---------- Given text ----------
Dynamic range is the ratio of the largest signal a system can process to the noise floor of that system.

If the system has variable gain, though, then you could interpret this two ways:

  1. Fixed gain case: Dynamic range = (biggest signal at some gain x / noise floor at same gain x)
  2. Variable gain case: Dynamic range = (biggest signal at minimum gain / noise floor at maximum gain)

I'd generally assume definition 1 for an electronic circuit, where you're picking the best gain to minimize noise while maximizing signal and then measuring both at the same gain. However, when people say the human ear has a dynamic range of 140 dB, they're using definition 2, since the human ear has variable gain. Likewise for human eye.

When measuring mic preamps or ADCs with variable gain stages, I could use either definition.


  1. If the term "dynamic range" really only applies to one of these cases, is there a name for the other thing?
  2. If the term "dynamic range" can ambiguously refer to both cases, are there unambiguous terms for each case?

Example using the term "SNR":

Human Ear Range (Instantaneous) 85
Human Ear range (Total) 120

Definitions of dynamic range based on filtering out a -60 dB tone imply that the gain is fixed:

The EIAJ standard measurement for dynamic range is done by reading THD+N at an input amplitude of –60dB ... inverting the polarity of the THD+N reading, and adding 60dB.
---------- Supplied data ----------
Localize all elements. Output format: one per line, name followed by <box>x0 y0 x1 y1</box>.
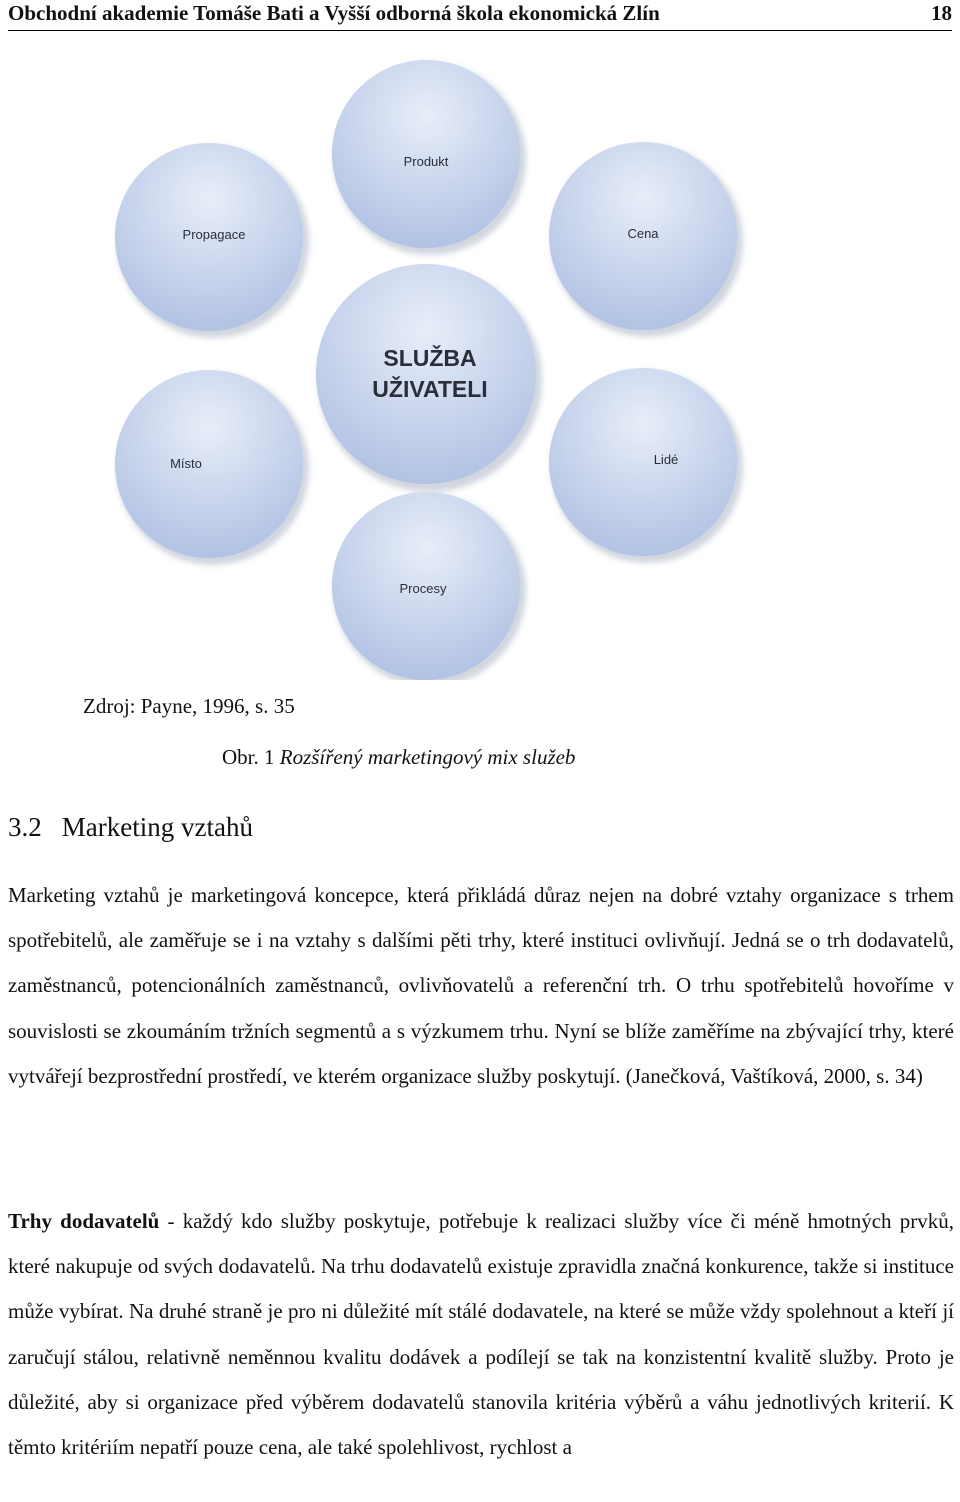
----------
Task set:
**A.** Reproduce the passage from the dynamic range text, starting at "If the system" and ending at "same gain x)".
**B.** In the dynamic range text, which definition is being used when people say the human ear has a dynamic range of 140 dB?
**C.** Write what comes next in the text on dynamic range, picking up after its final sentence.

Results in order:
**A.**
If the system has variable gain, though, then you could interpret this two ways:

  1. Fixed gain case: Dynamic range = (biggest signal at some gain x / noise floor at same gain x)

**B.** Definition 2, the variable gain case: the biggest signal at minimum gain divided by the noise floor at maximum gain.

**C.**
  • \$\begingroup\$ If dynamic range is the ratio between largest and smallest signals a system can process, then your 2nd choice seems like the correct one for the system. But you could also talk about the "dynamic range at a fixed gain of XX dB" or something to get the first choice. \$\endgroup\$
    – The Photon
    Apr 9, 2012 at 18:46
  • \$\begingroup\$ IEC 61672 calls it "total range" for sound level meters. \$\endgroup\$
    – endolith
    Jun 12, 2017 at 2:08

3 Answers 3


Dynamic range refers to the difference between the maximum signal a system can handle and the noise floor for a specific system configuration. If the gain of the system is fixed, there is no difficulty with this definition. If the gain of the system can be varied, then the dynamic range becomes a function of the system gain. The use of the word "dynamic" means that it refers to the system capability in processing a signal at one point in time, in other words for one specific gain. Since the gain can only be varied statically, you cannot claim increased dynamic range by having a variable gain. For example, if you have a 10-bit A/D converter in the system, the dynamic range is generally taken as approximately 6 dB X the number of bits or 60 dB in this case. If you put a variable gain amplifier (say with 0 to 40 dB gain in front of this A/D converter, you can't claim the dynamic range of the system is increased by 40 dB. The advantage of the variable gain amplifier is the ability to set the system dynamic range over a given voltage range. For example, if the maximum input of the A/D converter is 10 volts, then the dynamic range of the system with the variable gain amplifier can be shifted from 10 millivolts to 10 volts with the amplifier gain set to 0 dB, to 0.1 millivolts to 100 millivolts with the amplifier gain set to 40 dB. In both cases, the dynamic range remains at 60 dB but the static range has increased to 100 dB.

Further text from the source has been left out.